What follows is a listing to be transcribed exactly.

§ §

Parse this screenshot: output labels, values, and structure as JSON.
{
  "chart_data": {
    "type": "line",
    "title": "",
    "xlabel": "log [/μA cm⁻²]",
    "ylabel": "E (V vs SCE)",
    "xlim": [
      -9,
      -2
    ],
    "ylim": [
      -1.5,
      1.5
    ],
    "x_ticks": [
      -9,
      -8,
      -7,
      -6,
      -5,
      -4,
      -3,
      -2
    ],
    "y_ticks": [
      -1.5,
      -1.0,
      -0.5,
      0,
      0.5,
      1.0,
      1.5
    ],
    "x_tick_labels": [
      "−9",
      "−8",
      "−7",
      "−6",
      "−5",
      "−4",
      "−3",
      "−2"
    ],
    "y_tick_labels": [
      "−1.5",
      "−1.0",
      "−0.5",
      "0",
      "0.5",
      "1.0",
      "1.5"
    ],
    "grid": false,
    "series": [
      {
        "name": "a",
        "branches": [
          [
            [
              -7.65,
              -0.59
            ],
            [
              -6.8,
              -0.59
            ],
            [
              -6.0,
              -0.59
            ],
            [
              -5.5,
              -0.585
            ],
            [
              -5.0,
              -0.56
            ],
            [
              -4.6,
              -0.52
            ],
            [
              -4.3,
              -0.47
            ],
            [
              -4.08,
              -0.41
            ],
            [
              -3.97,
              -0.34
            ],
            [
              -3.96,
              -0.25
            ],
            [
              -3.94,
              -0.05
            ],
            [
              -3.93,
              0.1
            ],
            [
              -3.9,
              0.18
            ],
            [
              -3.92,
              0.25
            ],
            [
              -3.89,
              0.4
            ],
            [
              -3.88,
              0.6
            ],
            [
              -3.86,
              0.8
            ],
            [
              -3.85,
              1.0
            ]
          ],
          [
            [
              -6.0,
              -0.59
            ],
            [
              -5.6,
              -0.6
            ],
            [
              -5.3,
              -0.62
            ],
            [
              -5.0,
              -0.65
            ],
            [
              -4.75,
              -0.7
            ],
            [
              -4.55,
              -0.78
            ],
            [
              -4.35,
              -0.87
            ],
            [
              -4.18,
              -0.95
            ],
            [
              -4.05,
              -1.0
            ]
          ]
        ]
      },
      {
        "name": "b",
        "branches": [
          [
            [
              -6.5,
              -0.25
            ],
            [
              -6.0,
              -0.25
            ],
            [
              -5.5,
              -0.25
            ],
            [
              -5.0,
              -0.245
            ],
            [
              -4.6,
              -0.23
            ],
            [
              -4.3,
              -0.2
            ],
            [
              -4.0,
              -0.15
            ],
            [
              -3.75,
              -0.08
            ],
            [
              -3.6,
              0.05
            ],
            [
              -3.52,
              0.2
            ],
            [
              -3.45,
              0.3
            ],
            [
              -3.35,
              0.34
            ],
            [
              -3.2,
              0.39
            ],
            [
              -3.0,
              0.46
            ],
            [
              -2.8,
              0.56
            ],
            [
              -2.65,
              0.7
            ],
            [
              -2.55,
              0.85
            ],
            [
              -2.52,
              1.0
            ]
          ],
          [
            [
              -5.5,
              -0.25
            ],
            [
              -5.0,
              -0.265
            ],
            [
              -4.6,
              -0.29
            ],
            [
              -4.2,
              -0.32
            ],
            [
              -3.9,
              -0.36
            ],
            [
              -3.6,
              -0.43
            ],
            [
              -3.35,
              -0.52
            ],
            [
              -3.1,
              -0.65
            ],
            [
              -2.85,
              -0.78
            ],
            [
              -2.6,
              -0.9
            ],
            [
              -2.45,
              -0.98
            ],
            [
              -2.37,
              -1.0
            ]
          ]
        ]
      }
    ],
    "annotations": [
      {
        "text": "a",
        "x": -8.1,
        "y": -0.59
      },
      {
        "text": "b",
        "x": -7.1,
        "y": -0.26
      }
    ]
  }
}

§ §

◆ WRITTEN ANSWER:
Parse this screenshot: output labels, values, and structure as JSON.
{
  "chart_data": {
    "type": "line",
    "title": "",
    "xlabel": "log [/μA cm⁻²]",
    "ylabel": "E (V vs SCE)",
    "xlim": [
      -9,
      -2
    ],
    "ylim": [
      -1.5,
      1.5
    ],
    "x_ticks": [
      -9,
      -8,
      -7,
      -6,
      -5,
      -4,
      -3,
      -2
    ],
    "y_ticks": [
      -1.5,
      -1.0,
      -0.5,
      0,
      0.5,
      1.0,
      1.5
    ],
    "x_tick_labels": [
      "−9",
      "−8",
      "−7",
      "−6",
      "−5",
      "−4",
      "−3",
      "−2"
    ],
    "y_tick_labels": [
      "−1.5",
      "−1.0",
      "−0.5",
      "0",
      "0.5",
      "1.0",
      "1.5"
    ],
    "grid": false,
    "series": [
      {
        "name": "a",
        "branches": [
          [
            [
              -7.65,
              -0.59
            ],
            [
              -6.8,
              -0.59
            ],
            [
              -6.0,
              -0.59
            ],
            [
              -5.5,
              -0.585
            ],
            [
              -5.0,
              -0.56
            ],
            [
              -4.6,
              -0.52
            ],
            [
              -4.3,
              -0.47
            ],
            [
              -4.08,
              -0.41
            ],
            [
              -3.97,
              -0.34
            ],
            [
              -3.96,
              -0.25
            ],
            [
              -3.94,
              -0.05
            ],
            [
              -3.93,
              0.1
            ],
            [
              -3.9,
              0.18
            ],
            [
              -3.92,
              0.25
            ],
            [
              -3.89,
              0.4
            ],
            [
              -3.88,
              0.6
            ],
            [
              -3.86,
              0.8
            ],
            [
              -3.85,
              1.0
            ]
          ],
          [
            [
              -6.0,
              -0.59
            ],
            [
              -5.6,
              -0.6
            ],
            [
              -5.3,
              -0.62
            ],
            [
              -5.0,
              -0.65
            ],
            [
              -4.75,
              -0.7
            ],
            [
              -4.55,
              -0.78
            ],
            [
              -4.35,
              -0.87
            ],
            [
              -4.18,
              -0.95
            ],
            [
              -4.05,
              -1.0
            ]
          ]
        ]
      },
      {
        "name": "b",
        "branches": [
          [
            [
              -6.5,
              -0.25
            ],
            [
              -6.0,
              -0.25
            ],
            [
              -5.5,
              -0.25
            ],
            [
              -5.0,
              -0.245
            ],
            [
              -4.6,
              -0.23
            ],
            [
              -4.3,
              -0.2
            ],
            [
              -4.0,
              -0.15
            ],
            [
              -3.75,
              -0.08
            ],
            [
              -3.6,
              0.05
            ],
            [
              -3.52,
              0.2
            ],
            [
              -3.45,
              0.3
            ],
            [
              -3.35,
              0.34
            ],
            [
              -3.2,
              0.39
            ],
            [
              -3.0,
              0.46
            ],
            [
              -2.8,
              0.56
            ],
            [
              -2.65,
              0.7
            ],
            [
              -2.55,
              0.85
            ],
            [
              -2.52,
              1.0
            ]
          ],
          [
            [
              -5.5,
              -0.25
            ],
            [
              -5.0,
              -0.265
            ],
            [
              -4.6,
              -0.29
            ],
            [
              -4.2,
              -0.32
            ],
            [
              -3.9,
              -0.36
            ],
            [
              -3.6,
              -0.43
            ],
            [
              -3.35,
              -0.52
            ],
            [
              -3.1,
              -0.65
            ],
            [
              -2.85,
              -0.78
            ],
            [
              -2.6,
              -0.9
            ],
            [
              -2.45,
              -0.98
            ],
            [
              -2.37,
              -1.0
            ]
          ]
        ]
      }
    ],
    "annotations": [
      {
        "text": "a",
        "x": -8.1,
        "y": -0.59
      },
      {
        "text": "b",
        "x": -7.1,
        "y": -0.26
      }
    ]
  }
}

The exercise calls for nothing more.